> [提供された抜粋]
本発明のロボット制御方法は、ロボットに所定の動作を実行させるプログラムを実行する実行手段と、実行手段により第1のプログラムが実行されることにより蓄積されるデータを、第1のプログラムのバージョン番号と共に保持する保持手段と、保持手段によりデータと共に保持されている第1のプログラムのバージョン番号と、データを更新するか否かを示すフラグおよびデータとは異なる他のデータと共に格納媒体に格納された第2のプログラムのバージョン番号とを比較する比較手段と、フラグの状態が、データを更新しないように示す状態である場合、比較手段の比較結果が、第1のプログラムのバージョン番号が第2のプログラムのバージョン番号よりも小さいとき、保持手段により保持されているデータを維持し、フラグの状態が、データを更新するように示す状態である場合、または比較手段の比較結果が、第1のプログラムのバージョン番号が第2のプログラムのバージョン番号よりも小さくないとき、保持手段により保持されているデータを、格納媒体に格納された他のデータに更新する更新手段とを備えることを特徴とするロボット制御装置のロボット制御方法において、実行手段における、ロボットに所定の動作を実行させるプログラムを実行する実行ステップと、保持手段における、実行ステップの処理で第1のプログラムが実行されることにより蓄積されるデータを、第1のプログラムのバージョン番号と共に保持する保持ステップ(例えば、図8のフローチャートのステップS36の処理)と、比較手段における、保持ステップの処理でデータと共に保持されている第1のプログラムのバージョン番号と、データを更新するか否かを示すフラグおよびデータとは異なる他のデータと共に格納媒体に格納された第2のプログラムのバージョン番号とを比較する比較ステップ(例えば、図6のフローチャートのステップS15の処理)と、更新手段における、フラグの状態が、データを更新しないように示す状態である場合、比較ステップの処理での比較結果が、第1のプログラムのバージョン番号が第2のプログラムのバージョン番号よりも小さいとき、保持ステップの処理で保持されているデータを維持し、フラグの状態が、データを更新するように示す状態である場合、または比較制御ステップでの比較結果が、第1のプログラムのバージョン番号が第2のプログラムのバージョン番号よりも小さくないとき、保持制御ステップの処理により保持されているデータを、格納媒体に格納された他のデータに更新する更新ステップ(例えば、図6のフローチャートのステップS14の処理)とを含み、更新ステップの処理は、保持ステップの処理により保持されているデータを維持するとき、保持ステップの処理により保持可能なデータ数分だけ確保されている保持領域を、格納媒体により格納可能なデータ数分の保持領域に更新し、保持制御ステップの処理により保持されているデータを、第2のプログラムのバージョン番号と共に更新された保持領域に保持させ、フラグをデータを更新するように示す状態に設定することを特徴とする。

> [指示 1]
記録の先頭から「x-tick-label: 724sqm — [479, 412, 491, 451]」を含む行までを対象に、「Contains」を「Includes」に置き換えて更新し、ほかの部分は一切変えずにそれらの行を示してください。
抜粋と記録は出典が異なります。

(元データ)
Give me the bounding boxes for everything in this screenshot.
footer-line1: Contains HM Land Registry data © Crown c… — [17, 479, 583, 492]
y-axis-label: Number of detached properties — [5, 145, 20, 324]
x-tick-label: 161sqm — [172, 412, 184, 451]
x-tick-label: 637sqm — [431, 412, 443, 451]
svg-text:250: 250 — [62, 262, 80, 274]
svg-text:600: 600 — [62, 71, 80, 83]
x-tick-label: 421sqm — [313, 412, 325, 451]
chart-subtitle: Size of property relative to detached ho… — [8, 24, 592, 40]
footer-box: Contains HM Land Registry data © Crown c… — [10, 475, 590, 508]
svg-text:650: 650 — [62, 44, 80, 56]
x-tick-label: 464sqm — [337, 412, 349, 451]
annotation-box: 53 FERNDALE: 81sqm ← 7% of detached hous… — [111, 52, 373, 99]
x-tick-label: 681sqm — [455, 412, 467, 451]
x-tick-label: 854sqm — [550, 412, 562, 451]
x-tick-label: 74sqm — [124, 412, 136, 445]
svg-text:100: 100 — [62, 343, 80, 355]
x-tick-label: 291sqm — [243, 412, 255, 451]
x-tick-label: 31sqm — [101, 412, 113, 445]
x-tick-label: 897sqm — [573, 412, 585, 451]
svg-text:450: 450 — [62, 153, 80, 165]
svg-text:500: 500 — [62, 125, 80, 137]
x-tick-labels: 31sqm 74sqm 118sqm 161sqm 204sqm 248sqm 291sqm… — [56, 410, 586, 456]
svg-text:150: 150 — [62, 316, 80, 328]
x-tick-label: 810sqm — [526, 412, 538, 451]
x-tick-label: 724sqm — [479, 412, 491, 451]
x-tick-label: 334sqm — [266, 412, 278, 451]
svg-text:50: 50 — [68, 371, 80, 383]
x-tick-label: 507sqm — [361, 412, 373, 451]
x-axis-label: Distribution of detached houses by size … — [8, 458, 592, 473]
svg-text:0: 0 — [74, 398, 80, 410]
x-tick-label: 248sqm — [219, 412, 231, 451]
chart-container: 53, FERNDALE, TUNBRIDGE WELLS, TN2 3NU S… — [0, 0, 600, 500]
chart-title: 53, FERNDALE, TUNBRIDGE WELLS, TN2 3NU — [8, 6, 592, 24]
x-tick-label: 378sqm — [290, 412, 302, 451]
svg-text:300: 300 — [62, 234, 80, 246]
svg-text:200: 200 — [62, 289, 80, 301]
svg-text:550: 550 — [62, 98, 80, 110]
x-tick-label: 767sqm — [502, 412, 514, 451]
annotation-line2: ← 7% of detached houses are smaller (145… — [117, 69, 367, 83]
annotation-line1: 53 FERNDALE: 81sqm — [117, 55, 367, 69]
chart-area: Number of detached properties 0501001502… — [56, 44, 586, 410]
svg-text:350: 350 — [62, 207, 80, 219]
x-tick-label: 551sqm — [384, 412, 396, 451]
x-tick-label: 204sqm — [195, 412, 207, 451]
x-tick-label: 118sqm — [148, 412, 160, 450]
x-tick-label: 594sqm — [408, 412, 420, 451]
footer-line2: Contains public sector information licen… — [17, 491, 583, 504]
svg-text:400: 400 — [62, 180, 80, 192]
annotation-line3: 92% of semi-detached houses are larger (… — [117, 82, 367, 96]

> [指示 2]
ロボット制御方法に関する抜粋を読み、次の問いにそれぞれ答えてください。
(a) 保持ステップの例として挙げられているのは、どの図のフローチャートのどのステップの処理か。
(b) 比較ステップの例として挙げられているのは、どの図のフローチャートのどのステップの処理か。
(c) 更新ステップの例として挙げられているのは、どの図のフローチャートのどのステップの処理か。

> [回答 1]
Give me the bounding boxes for everything in this screenshot.
footer-line1: Includes HM Land Registry data © Crown c… — [17, 479, 583, 492]
y-axis-label: Number of detached properties — [5, 145, 20, 324]
x-tick-label: 161sqm — [172, 412, 184, 451]
x-tick-label: 637sqm — [431, 412, 443, 451]
svg-text:250: 250 — [62, 262, 80, 274]
svg-text:600: 600 — [62, 71, 80, 83]
x-tick-label: 421sqm — [313, 412, 325, 451]
chart-subtitle: Size of property relative to detached ho… — [8, 24, 592, 40]
footer-box: Includes HM Land Registry data © Crown c… — [10, 475, 590, 508]
svg-text:650: 650 — [62, 44, 80, 56]
x-tick-label: 464sqm — [337, 412, 349, 451]
annotation-box: 53 FERNDALE: 81sqm ← 7% of detached hous… — [111, 52, 373, 99]
x-tick-label: 681sqm — [455, 412, 467, 451]
x-tick-label: 854sqm — [550, 412, 562, 451]
x-tick-label: 74sqm — [124, 412, 136, 445]
svg-text:100: 100 — [62, 343, 80, 355]
x-tick-label: 291sqm — [243, 412, 255, 451]
x-tick-label: 31sqm — [101, 412, 113, 445]
x-tick-label: 897sqm — [573, 412, 585, 451]
svg-text:450: 450 — [62, 153, 80, 165]
svg-text:500: 500 — [62, 125, 80, 137]
x-tick-labels: 31sqm 74sqm 118sqm 161sqm 204sqm 248sqm 291sqm… — [56, 410, 586, 456]
svg-text:150: 150 — [62, 316, 80, 328]
x-tick-label: 810sqm — [526, 412, 538, 451]
x-tick-label: 724sqm — [479, 412, 491, 451]

> [回答 2]
(a) 図8のフローチャートのステップS36の処理
(b) 図6のフローチャートのステップS15の処理
(c) 図6のフローチャートのステップS14の処理